◆ What you have to do: Only a number is wanted: how many lines in the listing contain the word "this"?

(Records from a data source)

______

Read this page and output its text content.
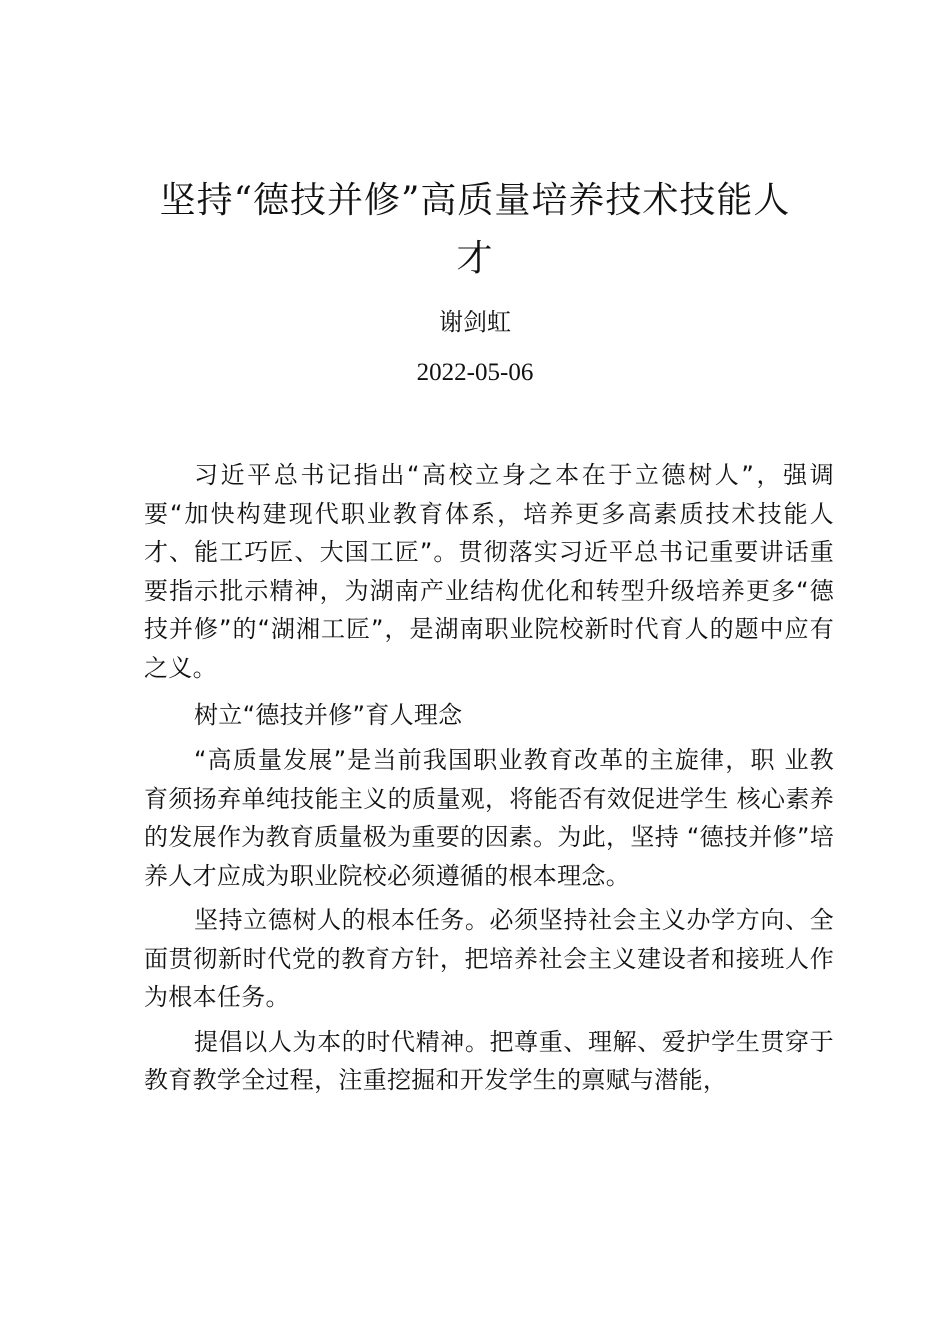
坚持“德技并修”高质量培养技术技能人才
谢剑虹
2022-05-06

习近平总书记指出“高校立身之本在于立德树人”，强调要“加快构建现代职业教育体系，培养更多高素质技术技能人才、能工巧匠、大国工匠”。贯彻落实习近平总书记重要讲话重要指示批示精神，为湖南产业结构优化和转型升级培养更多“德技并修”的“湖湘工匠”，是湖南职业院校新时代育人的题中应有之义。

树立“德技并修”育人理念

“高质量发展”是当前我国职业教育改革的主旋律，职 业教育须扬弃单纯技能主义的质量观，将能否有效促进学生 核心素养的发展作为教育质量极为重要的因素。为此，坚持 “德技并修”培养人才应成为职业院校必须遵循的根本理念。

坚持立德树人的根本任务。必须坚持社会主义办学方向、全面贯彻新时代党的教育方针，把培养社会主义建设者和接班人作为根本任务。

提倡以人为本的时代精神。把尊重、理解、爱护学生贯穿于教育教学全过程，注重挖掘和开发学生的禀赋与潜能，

______

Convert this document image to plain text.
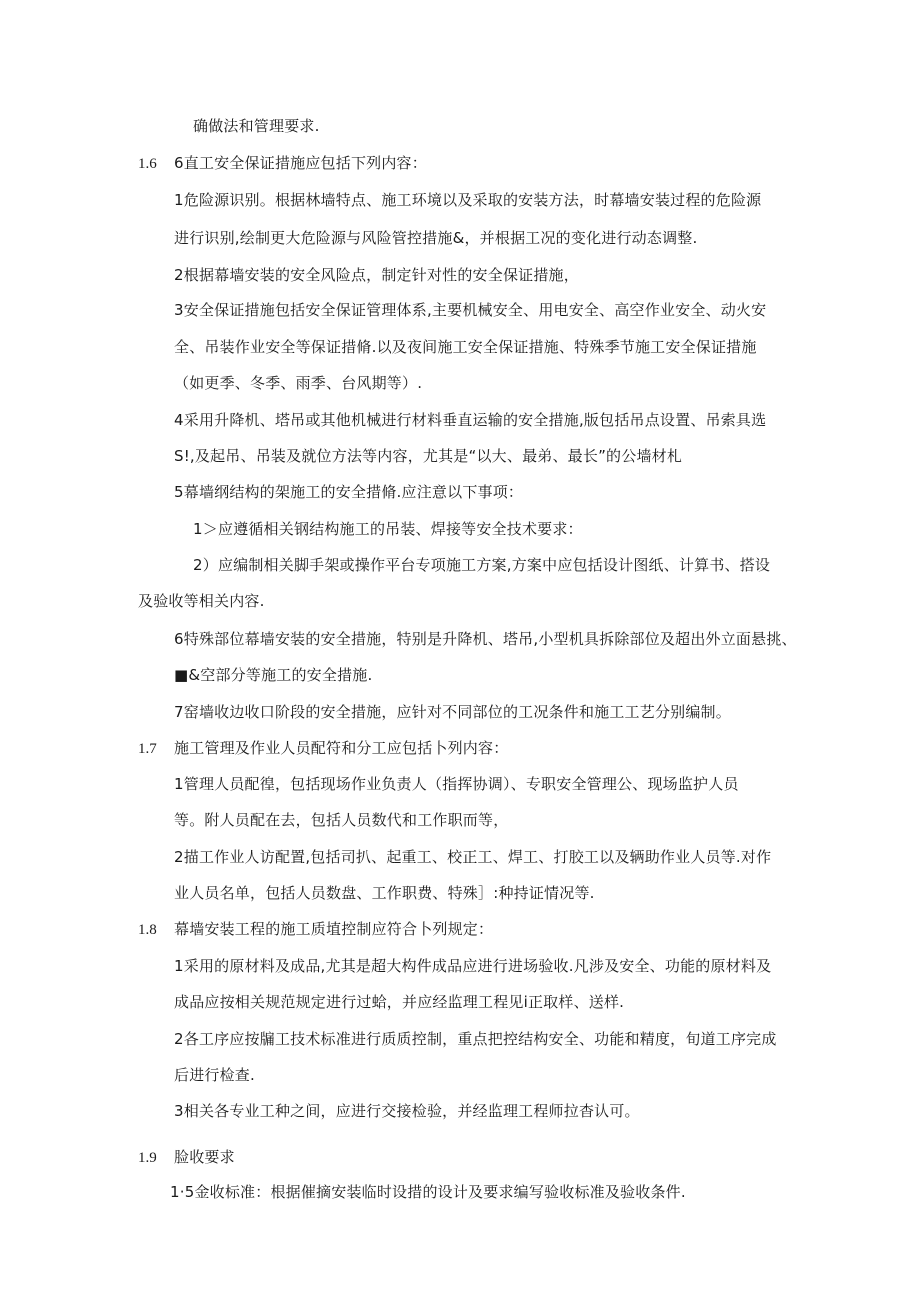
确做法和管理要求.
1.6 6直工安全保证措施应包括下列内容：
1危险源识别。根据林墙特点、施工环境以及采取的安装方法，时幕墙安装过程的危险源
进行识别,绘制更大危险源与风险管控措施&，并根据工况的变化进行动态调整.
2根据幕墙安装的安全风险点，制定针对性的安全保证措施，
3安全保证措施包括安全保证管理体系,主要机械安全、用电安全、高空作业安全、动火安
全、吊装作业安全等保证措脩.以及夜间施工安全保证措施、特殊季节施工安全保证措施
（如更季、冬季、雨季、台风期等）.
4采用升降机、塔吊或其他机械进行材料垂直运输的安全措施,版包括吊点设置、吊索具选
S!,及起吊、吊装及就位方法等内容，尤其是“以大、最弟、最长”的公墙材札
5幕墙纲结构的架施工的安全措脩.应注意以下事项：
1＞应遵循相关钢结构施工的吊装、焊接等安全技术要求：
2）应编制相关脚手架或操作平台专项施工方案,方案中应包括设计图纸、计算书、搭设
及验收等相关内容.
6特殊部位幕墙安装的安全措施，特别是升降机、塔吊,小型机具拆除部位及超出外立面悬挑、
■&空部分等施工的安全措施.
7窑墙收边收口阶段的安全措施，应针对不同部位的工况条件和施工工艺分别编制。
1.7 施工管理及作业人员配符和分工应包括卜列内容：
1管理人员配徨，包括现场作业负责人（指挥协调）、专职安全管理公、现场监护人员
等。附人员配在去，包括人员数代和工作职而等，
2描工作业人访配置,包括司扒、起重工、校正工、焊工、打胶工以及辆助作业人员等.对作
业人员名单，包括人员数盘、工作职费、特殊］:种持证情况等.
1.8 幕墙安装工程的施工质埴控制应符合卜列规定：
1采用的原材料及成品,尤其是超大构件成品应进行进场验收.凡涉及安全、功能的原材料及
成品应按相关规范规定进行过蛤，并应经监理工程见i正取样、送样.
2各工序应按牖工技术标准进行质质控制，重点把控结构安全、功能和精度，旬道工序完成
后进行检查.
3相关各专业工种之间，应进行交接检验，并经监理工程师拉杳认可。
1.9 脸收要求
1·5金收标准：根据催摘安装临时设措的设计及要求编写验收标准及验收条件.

______

◆ Output of the task: 2